____ SUPPLIED RECORDS
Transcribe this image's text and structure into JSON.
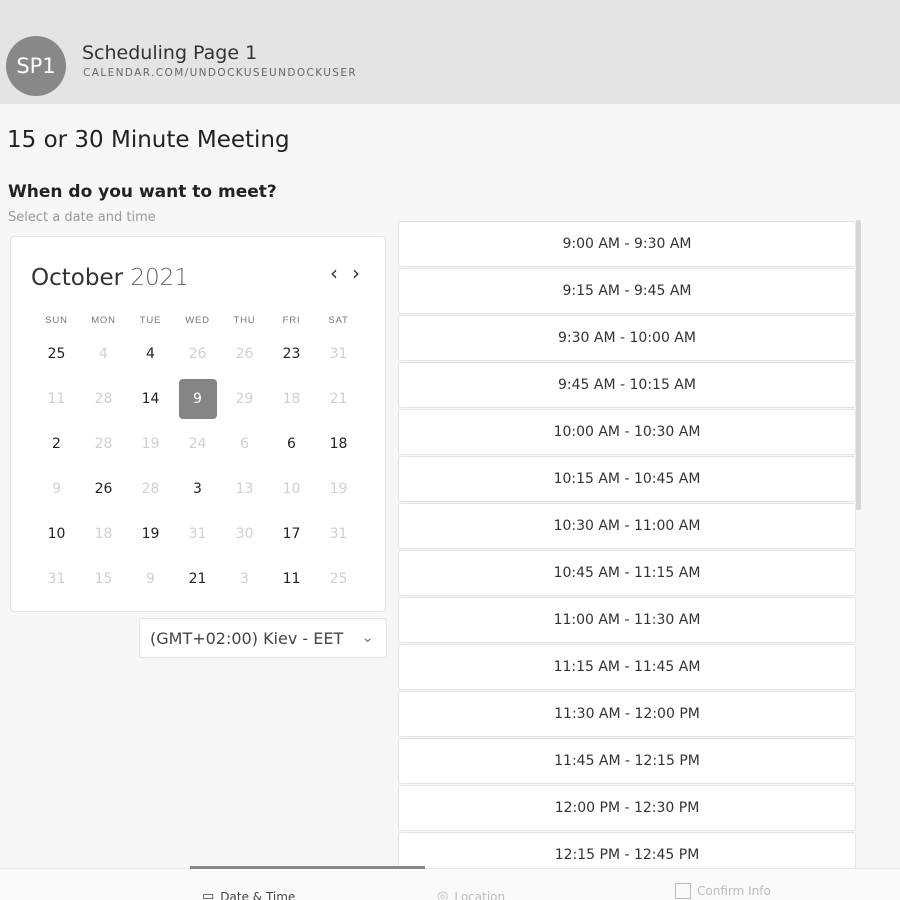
{
  "header": {
    "avatar": "SP1",
    "page_name": "Scheduling Page 1",
    "url": "CALENDAR.COM/UNDOCKUSEUNDOCKUSER"
  },
  "meeting": {
    "title": "15 or 30 Minute Meeting",
    "question": "When do you want to meet?",
    "instruction": "Select a date and time"
  },
  "calendar": {
    "month": "October",
    "year": "2021",
    "prev_icon": "‹",
    "next_icon": "›",
    "weekdays": [
      "SUN",
      "MON",
      "TUE",
      "WED",
      "THU",
      "FRI",
      "SAT"
    ],
    "days": [
      {
        "label": "25",
        "state": "available"
      },
      {
        "label": "4",
        "state": "disabled"
      },
      {
        "label": "4",
        "state": "available"
      },
      {
        "label": "26",
        "state": "disabled"
      },
      {
        "label": "26",
        "state": "disabled"
      },
      {
        "label": "23",
        "state": "available"
      },
      {
        "label": "31",
        "state": "disabled"
      },
      {
        "label": "11",
        "state": "disabled"
      },
      {
        "label": "28",
        "state": "disabled"
      },
      {
        "label": "14",
        "state": "available"
      },
      {
        "label": "9",
        "state": "selected"
      },
      {
        "label": "29",
        "state": "disabled"
      },
      {
        "label": "18",
        "state": "disabled"
      },
      {
        "label": "21",
        "state": "disabled"
      },
      {
        "label": "2",
        "state": "available"
      },
      {
        "label": "28",
        "state": "disabled"
      },
      {
        "label": "19",
        "state": "disabled"
      },
      {
        "label": "24",
        "state": "disabled"
      },
      {
        "label": "6",
        "state": "disabled"
      },
      {
        "label": "6",
        "state": "available"
      },
      {
        "label": "18",
        "state": "available"
      },
      {
        "label": "9",
        "state": "disabled"
      },
      {
        "label": "26",
        "state": "available"
      },
      {
        "label": "28",
        "state": "disabled"
      },
      {
        "label": "3",
        "state": "available"
      },
      {
        "label": "13",
        "state": "disabled"
      },
      {
        "label": "10",
        "state": "disabled"
      },
      {
        "label": "19",
        "state": "disabled"
      },
      {
        "label": "10",
        "state": "available"
      },
      {
        "label": "18",
        "state": "disabled"
      },
      {
        "label": "19",
        "state": "available"
      },
      {
        "label": "31",
        "state": "disabled"
      },
      {
        "label": "30",
        "state": "disabled"
      },
      {
        "label": "17",
        "state": "available"
      },
      {
        "label": "31",
        "state": "disabled"
      },
      {
        "label": "31",
        "state": "disabled"
      },
      {
        "label": "15",
        "state": "disabled"
      },
      {
        "label": "9",
        "state": "disabled"
      },
      {
        "label": "21",
        "state": "available"
      },
      {
        "label": "3",
        "state": "disabled"
      },
      {
        "label": "11",
        "state": "available"
      },
      {
        "label": "25",
        "state": "disabled"
      }
    ]
  },
  "timezone": {
    "value": "(GMT+02:00) Kiev - EET",
    "chevron_icon": "⌄"
  },
  "time_slots": [
    "9:00 AM - 9:30 AM",
    "9:15 AM - 9:45 AM",
    "9:30 AM - 10:00 AM",
    "9:45 AM - 10:15 AM",
    "10:00 AM - 10:30 AM",
    "10:15 AM - 10:45 AM",
    "10:30 AM - 11:00 AM",
    "10:45 AM - 11:15 AM",
    "11:00 AM - 11:30 AM",
    "11:15 AM - 11:45 AM",
    "11:30 AM - 12:00 PM",
    "11:45 AM - 12:15 PM",
    "12:00 PM - 12:30 PM",
    "12:15 PM - 12:45 PM"
  ],
  "steps": {
    "datetime": {
      "label": "Date & Time",
      "icon": "calendar-icon",
      "active": true
    },
    "location": {
      "label": "Location",
      "icon": "location-pin-icon",
      "active": false
    },
    "confirm": {
      "label": "Confirm Info",
      "icon": "checkbox-icon",
      "active": false
    }
  }
}
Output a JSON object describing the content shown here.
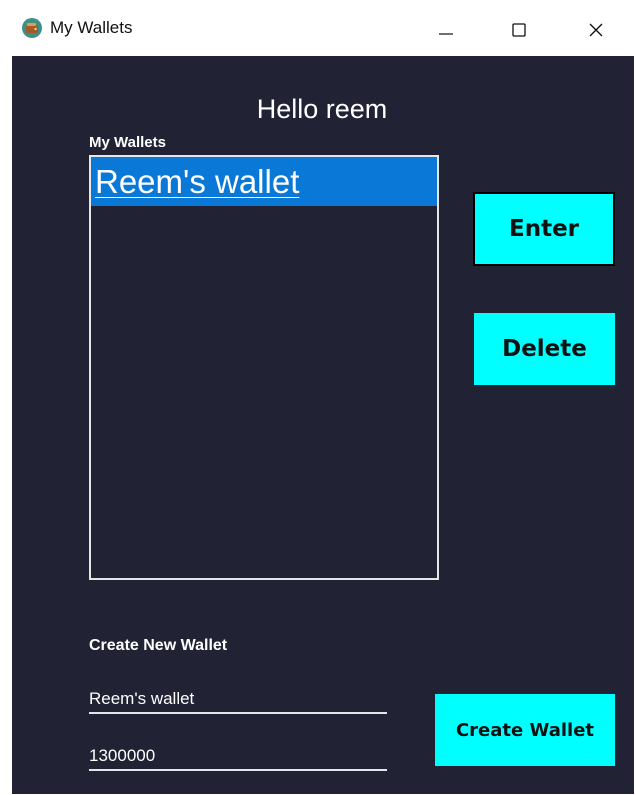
{
  "window": {
    "title": "My Wallets",
    "icon": "wallet-app-icon",
    "controls": {
      "minimize_icon": "minimize-icon",
      "maximize_icon": "maximize-icon",
      "close_icon": "close-icon"
    }
  },
  "greeting": "Hello reem",
  "wallets": {
    "label": "My Wallets",
    "items": [
      {
        "label": "Reem's wallet",
        "selected": true
      }
    ]
  },
  "actions": {
    "enter_label": "Enter",
    "delete_label": "Delete"
  },
  "create": {
    "section_label": "Create New Wallet",
    "name_value": "Reem's wallet",
    "amount_value": "1300000",
    "button_label": "Create Wallet"
  },
  "colors": {
    "background": "#212234",
    "accent_button": "#00ffff",
    "selection": "#0a78d7",
    "text": "#ffffff"
  }
}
________
**TASK DESCRIPTION**
Repeat the data in full and exactly. Omit pictures.

**REPLY TO THE TASK**
Transcribe this image's text and structure into JSON.
{
  "header": {
    "avatar": "SP1",
    "page_name": "Scheduling Page 1",
    "url": "CALENDAR.COM/UNDOCKUSEUNDOCKUSER"
  },
  "meeting": {
    "title": "15 or 30 Minute Meeting",
    "question": "When do you want to meet?",
    "instruction": "Select a date and time"
  },
  "calendar": {
    "month": "October",
    "year": "2021",
    "prev_icon": "‹",
    "next_icon": "›",
    "weekdays": [
      "SUN",
      "MON",
      "TUE",
      "WED",
      "THU",
      "FRI",
      "SAT"
    ],
    "days": [
      {
        "label": "25",
        "state": "available"
      },
      {
        "label": "4",
        "state": "disabled"
      },
      {
        "label": "4",
        "state": "available"
      },
      {
        "label": "26",
        "state": "disabled"
      },
      {
        "label": "26",
        "state": "disabled"
      },
      {
        "label": "23",
        "state": "available"
      },
      {
        "label": "31",
        "state": "disabled"
      },
      {
        "label": "11",
        "state": "disabled"
      },
      {
        "label": "28",
        "state": "disabled"
      },
      {
        "label": "14",
        "state": "available"
      },
      {
        "label": "9",
        "state": "selected"
      },
      {
        "label": "29",
        "state": "disabled"
      },
      {
        "label": "18",
        "state": "disabled"
      },
      {
        "label": "21",
        "state": "disabled"
      },
      {
        "label": "2",
        "state": "available"
      },
      {
        "label": "28",
        "state": "disabled"
      },
      {
        "label": "19",
        "state": "disabled"
      },
      {
        "label": "24",
        "state": "disabled"
      },
      {
        "label": "6",
        "state": "disabled"
      },
      {
        "label": "6",
        "state": "available"
      },
      {
        "label": "18",
        "state": "available"
      },
      {
        "label": "9",
        "state": "disabled"
      },
      {
        "label": "26",
        "state": "available"
      },
      {
        "label": "28",
        "state": "disabled"
      },
      {
        "label": "3",
        "state": "available"
      },
      {
        "label": "13",
        "state": "disabled"
      },
      {
        "label": "10",
        "state": "disabled"
      },
      {
        "label": "19",
        "state": "disabled"
      },
      {
        "label": "10",
        "state": "available"
      },
      {
        "label": "18",
        "state": "disabled"
      },
      {
        "label": "19",
        "state": "available"
      },
      {
        "label": "31",
        "state": "disabled"
      },
      {
        "label": "30",
        "state": "disabled"
      },
      {
        "label": "17",
        "state": "available"
      },
      {
        "label": "31",
        "state": "disabled"
      },
      {
        "label": "31",
        "state": "disabled"
      },
      {
        "label": "15",
        "state": "disabled"
      },
      {
        "label": "9",
        "state": "disabled"
      },
      {
        "label": "21",
        "state": "available"
      },
      {
        "label": "3",
        "state": "disabled"
      },
      {
        "label": "11",
        "state": "available"
      },
      {
        "label": "25",
        "state": "disabled"
      }
    ]
  },
  "timezone": {
    "value": "(GMT+02:00) Kiev - EET",
    "chevron_icon": "⌄"
  },
  "time_slots": [
    "9:00 AM - 9:30 AM",
    "9:15 AM - 9:45 AM",
    "9:30 AM - 10:00 AM",
    "9:45 AM - 10:15 AM",
    "10:00 AM - 10:30 AM",
    "10:15 AM - 10:45 AM",
    "10:30 AM - 11:00 AM",
    "10:45 AM - 11:15 AM",
    "11:00 AM - 11:30 AM",
    "11:15 AM - 11:45 AM",
    "11:30 AM - 12:00 PM",
    "11:45 AM - 12:15 PM",
    "12:00 PM - 12:30 PM",
    "12:15 PM - 12:45 PM"
  ],
  "steps": {
    "datetime": {
      "label": "Date & Time",
      "icon": "calendar-icon",
      "active": true
    },
    "location": {
      "label": "Location",
      "icon": "location-pin-icon",
      "active": false
    },
    "confirm": {
      "label": "Confirm Info",
      "icon": "checkbox-icon",
      "active": false
    }
  }
}
Output a JSON object describing the content shown here.
{
  "window": {
    "title": "My Wallets",
    "icon": "wallet-app-icon",
    "controls": {
      "minimize_icon": "minimize-icon",
      "maximize_icon": "maximize-icon",
      "close_icon": "close-icon"
    }
  },
  "greeting": "Hello reem",
  "wallets": {
    "label": "My Wallets",
    "items": [
      {
        "label": "Reem's wallet",
        "selected": true
      }
    ]
  },
  "actions": {
    "enter_label": "Enter",
    "delete_label": "Delete"
  },
  "create": {
    "section_label": "Create New Wallet",
    "name_value": "Reem's wallet",
    "amount_value": "1300000",
    "button_label": "Create Wallet"
  },
  "colors": {
    "background": "#212234",
    "accent_button": "#00ffff",
    "selection": "#0a78d7",
    "text": "#ffffff"
  }
}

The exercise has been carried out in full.